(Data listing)
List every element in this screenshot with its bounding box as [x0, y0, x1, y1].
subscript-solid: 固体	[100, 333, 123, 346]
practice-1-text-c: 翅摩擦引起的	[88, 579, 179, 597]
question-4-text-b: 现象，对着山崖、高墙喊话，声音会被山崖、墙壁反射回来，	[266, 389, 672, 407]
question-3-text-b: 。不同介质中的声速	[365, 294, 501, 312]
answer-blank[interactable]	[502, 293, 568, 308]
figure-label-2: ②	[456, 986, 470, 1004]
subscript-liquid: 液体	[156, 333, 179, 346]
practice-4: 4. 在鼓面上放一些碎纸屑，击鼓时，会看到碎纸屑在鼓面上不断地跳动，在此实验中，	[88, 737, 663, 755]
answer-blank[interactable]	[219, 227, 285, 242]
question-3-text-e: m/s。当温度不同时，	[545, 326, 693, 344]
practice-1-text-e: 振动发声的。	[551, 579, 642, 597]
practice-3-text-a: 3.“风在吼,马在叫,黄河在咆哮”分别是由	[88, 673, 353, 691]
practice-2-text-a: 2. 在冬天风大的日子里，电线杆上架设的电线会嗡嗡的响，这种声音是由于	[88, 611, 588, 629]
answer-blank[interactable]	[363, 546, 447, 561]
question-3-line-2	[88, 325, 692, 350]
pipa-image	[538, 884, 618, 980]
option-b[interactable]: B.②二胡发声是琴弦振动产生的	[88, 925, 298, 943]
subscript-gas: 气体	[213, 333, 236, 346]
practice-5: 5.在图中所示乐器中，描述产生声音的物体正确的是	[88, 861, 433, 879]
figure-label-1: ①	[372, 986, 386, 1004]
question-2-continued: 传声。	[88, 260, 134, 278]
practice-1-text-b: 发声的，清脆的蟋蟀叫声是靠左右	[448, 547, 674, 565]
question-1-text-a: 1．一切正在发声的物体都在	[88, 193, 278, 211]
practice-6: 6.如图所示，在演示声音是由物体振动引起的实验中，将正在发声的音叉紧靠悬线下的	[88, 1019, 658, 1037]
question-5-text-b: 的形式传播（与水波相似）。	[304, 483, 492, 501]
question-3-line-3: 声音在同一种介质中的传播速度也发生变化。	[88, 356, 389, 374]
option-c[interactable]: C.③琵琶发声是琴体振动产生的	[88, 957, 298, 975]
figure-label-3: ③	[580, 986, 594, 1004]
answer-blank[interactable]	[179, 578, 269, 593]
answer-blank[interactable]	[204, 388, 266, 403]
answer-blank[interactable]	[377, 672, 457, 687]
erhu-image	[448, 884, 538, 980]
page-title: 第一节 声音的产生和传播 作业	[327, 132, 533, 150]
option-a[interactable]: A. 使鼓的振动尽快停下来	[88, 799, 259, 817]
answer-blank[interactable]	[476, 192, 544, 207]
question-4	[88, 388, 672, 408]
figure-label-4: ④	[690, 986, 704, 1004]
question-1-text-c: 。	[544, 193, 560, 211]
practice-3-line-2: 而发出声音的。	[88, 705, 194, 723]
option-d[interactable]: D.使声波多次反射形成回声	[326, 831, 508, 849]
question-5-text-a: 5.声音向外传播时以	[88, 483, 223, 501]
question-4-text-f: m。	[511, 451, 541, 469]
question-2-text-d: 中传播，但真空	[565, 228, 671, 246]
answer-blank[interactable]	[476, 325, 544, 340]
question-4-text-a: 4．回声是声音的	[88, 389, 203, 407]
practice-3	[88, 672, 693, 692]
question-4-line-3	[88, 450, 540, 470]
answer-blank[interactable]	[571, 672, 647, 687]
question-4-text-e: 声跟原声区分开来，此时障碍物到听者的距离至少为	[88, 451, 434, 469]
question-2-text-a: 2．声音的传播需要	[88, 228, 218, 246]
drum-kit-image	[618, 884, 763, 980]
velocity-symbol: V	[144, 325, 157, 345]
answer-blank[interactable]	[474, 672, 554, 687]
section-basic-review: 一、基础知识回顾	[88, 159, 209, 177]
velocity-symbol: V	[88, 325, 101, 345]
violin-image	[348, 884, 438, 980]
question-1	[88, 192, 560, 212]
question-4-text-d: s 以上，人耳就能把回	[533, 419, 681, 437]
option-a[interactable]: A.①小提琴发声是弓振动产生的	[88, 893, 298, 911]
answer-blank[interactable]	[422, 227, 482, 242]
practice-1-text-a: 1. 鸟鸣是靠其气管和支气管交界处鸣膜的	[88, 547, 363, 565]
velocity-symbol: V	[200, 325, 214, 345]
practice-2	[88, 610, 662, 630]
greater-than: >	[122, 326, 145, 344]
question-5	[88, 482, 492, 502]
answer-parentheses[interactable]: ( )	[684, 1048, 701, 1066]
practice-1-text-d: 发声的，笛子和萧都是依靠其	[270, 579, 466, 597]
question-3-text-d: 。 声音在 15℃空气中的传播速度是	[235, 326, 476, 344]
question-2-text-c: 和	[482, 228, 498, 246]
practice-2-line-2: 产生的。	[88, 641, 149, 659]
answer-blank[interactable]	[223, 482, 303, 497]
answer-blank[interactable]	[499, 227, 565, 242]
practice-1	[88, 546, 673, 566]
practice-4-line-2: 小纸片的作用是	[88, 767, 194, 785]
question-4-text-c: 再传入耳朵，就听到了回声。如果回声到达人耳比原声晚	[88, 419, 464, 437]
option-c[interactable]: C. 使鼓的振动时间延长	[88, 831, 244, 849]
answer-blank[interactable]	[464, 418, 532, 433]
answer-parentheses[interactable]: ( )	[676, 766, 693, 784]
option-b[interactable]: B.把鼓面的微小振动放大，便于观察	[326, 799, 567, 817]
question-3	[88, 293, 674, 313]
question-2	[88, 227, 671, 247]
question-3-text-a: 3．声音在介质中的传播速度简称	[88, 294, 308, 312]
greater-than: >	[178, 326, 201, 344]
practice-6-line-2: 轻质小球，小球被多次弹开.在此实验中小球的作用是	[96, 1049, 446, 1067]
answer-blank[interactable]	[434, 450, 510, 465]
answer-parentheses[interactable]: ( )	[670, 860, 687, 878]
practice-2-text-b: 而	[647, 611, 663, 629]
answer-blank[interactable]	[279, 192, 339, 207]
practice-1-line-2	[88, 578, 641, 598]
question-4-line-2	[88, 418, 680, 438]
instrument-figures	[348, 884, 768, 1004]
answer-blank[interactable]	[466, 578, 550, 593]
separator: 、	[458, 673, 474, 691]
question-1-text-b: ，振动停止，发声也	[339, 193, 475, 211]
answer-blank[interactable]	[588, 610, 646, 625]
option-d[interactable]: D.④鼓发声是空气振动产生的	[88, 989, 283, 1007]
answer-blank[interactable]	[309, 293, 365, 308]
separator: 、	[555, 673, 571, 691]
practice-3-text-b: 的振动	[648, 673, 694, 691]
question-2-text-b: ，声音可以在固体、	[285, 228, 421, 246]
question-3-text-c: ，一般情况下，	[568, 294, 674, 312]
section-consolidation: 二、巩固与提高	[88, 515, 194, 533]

§ TASK GOAL:
Rewrite all of the records above, replacing every occurrence of "answer-blank" with "fill-in-blank" and leaving everything else unchanged.

§ RESPONSE TO THE EXERCISE:
List every element in this screenshot with its bounding box as [x0, y0, x1, y1].
subscript-solid: 固体	[100, 333, 123, 346]
practice-1-text-c: 翅摩擦引起的	[88, 579, 179, 597]
question-4-text-b: 现象，对着山崖、高墙喊话，声音会被山崖、墙壁反射回来，	[266, 389, 672, 407]
question-3-text-b: 。不同介质中的声速	[365, 294, 501, 312]
fill-in-blank[interactable]	[502, 293, 568, 308]
figure-label-2: ②	[456, 986, 470, 1004]
subscript-liquid: 液体	[156, 333, 179, 346]
practice-4: 4. 在鼓面上放一些碎纸屑，击鼓时，会看到碎纸屑在鼓面上不断地跳动，在此实验中，	[88, 737, 663, 755]
fill-in-blank[interactable]	[219, 227, 285, 242]
question-3-text-e: m/s。当温度不同时，	[545, 326, 693, 344]
practice-1-text-e: 振动发声的。	[551, 579, 642, 597]
practice-3-text-a: 3.“风在吼,马在叫,黄河在咆哮”分别是由	[88, 673, 353, 691]
practice-2-text-a: 2. 在冬天风大的日子里，电线杆上架设的电线会嗡嗡的响，这种声音是由于	[88, 611, 588, 629]
fill-in-blank[interactable]	[363, 546, 447, 561]
question-3-line-2	[88, 325, 692, 350]
pipa-image	[538, 884, 618, 980]
option-b[interactable]: B.②二胡发声是琴弦振动产生的	[88, 925, 298, 943]
subscript-gas: 气体	[213, 333, 236, 346]
practice-5: 5.在图中所示乐器中，描述产生声音的物体正确的是	[88, 861, 433, 879]
figure-label-1: ①	[372, 986, 386, 1004]
question-2-continued: 传声。	[88, 260, 134, 278]
practice-1-text-b: 发声的，清脆的蟋蟀叫声是靠左右	[448, 547, 674, 565]
question-1-text-a: 1．一切正在发声的物体都在	[88, 193, 278, 211]
practice-6: 6.如图所示，在演示声音是由物体振动引起的实验中，将正在发声的音叉紧靠悬线下的	[88, 1019, 658, 1037]
question-5-text-b: 的形式传播（与水波相似）。	[304, 483, 492, 501]
question-3-line-3: 声音在同一种介质中的传播速度也发生变化。	[88, 356, 389, 374]
option-c[interactable]: C.③琵琶发声是琴体振动产生的	[88, 957, 298, 975]
figure-label-3: ③	[580, 986, 594, 1004]
fill-in-blank[interactable]	[179, 578, 269, 593]
fill-in-blank[interactable]	[204, 388, 266, 403]
fill-in-blank[interactable]	[377, 672, 457, 687]
erhu-image	[448, 884, 538, 980]
page-title: 第一节 声音的产生和传播 作业	[327, 132, 533, 150]
option-a[interactable]: A. 使鼓的振动尽快停下来	[88, 799, 259, 817]
fill-in-blank[interactable]	[476, 192, 544, 207]
question-4	[88, 388, 672, 408]
figure-label-4: ④	[690, 986, 704, 1004]
question-1-text-c: 。	[544, 193, 560, 211]
practice-3-line-2: 而发出声音的。	[88, 705, 194, 723]
option-d[interactable]: D.使声波多次反射形成回声	[326, 831, 508, 849]
question-5-text-a: 5.声音向外传播时以	[88, 483, 223, 501]
question-4-text-f: m。	[511, 451, 541, 469]
question-2-text-d: 中传播，但真空	[565, 228, 671, 246]
fill-in-blank[interactable]	[476, 325, 544, 340]
question-4-text-a: 4．回声是声音的	[88, 389, 203, 407]
practice-3	[88, 672, 693, 692]
question-4-line-3	[88, 450, 540, 470]
fill-in-blank[interactable]	[571, 672, 647, 687]
question-4-text-e: 声跟原声区分开来，此时障碍物到听者的距离至少为	[88, 451, 434, 469]
question-2-text-a: 2．声音的传播需要	[88, 228, 218, 246]
drum-kit-image	[618, 884, 763, 980]
velocity-symbol: V	[144, 325, 157, 345]
fill-in-blank[interactable]	[474, 672, 554, 687]
section-basic-review: 一、基础知识回顾	[88, 159, 209, 177]
velocity-symbol: V	[88, 325, 101, 345]
violin-image	[348, 884, 438, 980]
question-1	[88, 192, 560, 212]
question-4-text-d: s 以上，人耳就能把回	[533, 419, 681, 437]
option-a[interactable]: A.①小提琴发声是弓振动产生的	[88, 893, 298, 911]
fill-in-blank[interactable]	[422, 227, 482, 242]
practice-1-text-a: 1. 鸟鸣是靠其气管和支气管交界处鸣膜的	[88, 547, 363, 565]
velocity-symbol: V	[200, 325, 214, 345]
practice-2	[88, 610, 662, 630]
greater-than: >	[122, 326, 145, 344]
question-5	[88, 482, 492, 502]
answer-parentheses[interactable]: ( )	[684, 1048, 701, 1066]
practice-1-text-d: 发声的，笛子和萧都是依靠其	[270, 579, 466, 597]
question-3-text-d: 。 声音在 15℃空气中的传播速度是	[235, 326, 476, 344]
question-2-text-c: 和	[482, 228, 498, 246]
practice-2-line-2: 产生的。	[88, 641, 149, 659]
fill-in-blank[interactable]	[223, 482, 303, 497]
fill-in-blank[interactable]	[499, 227, 565, 242]
practice-1	[88, 546, 673, 566]
practice-4-line-2: 小纸片的作用是	[88, 767, 194, 785]
question-4-text-c: 再传入耳朵，就听到了回声。如果回声到达人耳比原声晚	[88, 419, 464, 437]
option-c[interactable]: C. 使鼓的振动时间延长	[88, 831, 244, 849]
fill-in-blank[interactable]	[464, 418, 532, 433]
answer-parentheses[interactable]: ( )	[676, 766, 693, 784]
option-b[interactable]: B.把鼓面的微小振动放大，便于观察	[326, 799, 567, 817]
question-3	[88, 293, 674, 313]
question-2	[88, 227, 671, 247]
question-3-text-a: 3．声音在介质中的传播速度简称	[88, 294, 308, 312]
greater-than: >	[178, 326, 201, 344]
practice-6-line-2: 轻质小球，小球被多次弹开.在此实验中小球的作用是	[96, 1049, 446, 1067]
fill-in-blank[interactable]	[434, 450, 510, 465]
answer-parentheses[interactable]: ( )	[670, 860, 687, 878]
practice-2-text-b: 而	[647, 611, 663, 629]
fill-in-blank[interactable]	[279, 192, 339, 207]
practice-1-line-2	[88, 578, 641, 598]
question-4-line-2	[88, 418, 680, 438]
instrument-figures	[348, 884, 768, 1004]
fill-in-blank[interactable]	[466, 578, 550, 593]
separator: 、	[458, 673, 474, 691]
question-1-text-b: ，振动停止，发声也	[339, 193, 475, 211]
fill-in-blank[interactable]	[588, 610, 646, 625]
option-d[interactable]: D.④鼓发声是空气振动产生的	[88, 989, 283, 1007]
fill-in-blank[interactable]	[309, 293, 365, 308]
separator: 、	[555, 673, 571, 691]
practice-3-text-b: 的振动	[648, 673, 694, 691]
question-2-text-b: ，声音可以在固体、	[285, 228, 421, 246]
question-3-text-c: ，一般情况下，	[568, 294, 674, 312]
section-consolidation: 二、巩固与提高	[88, 515, 194, 533]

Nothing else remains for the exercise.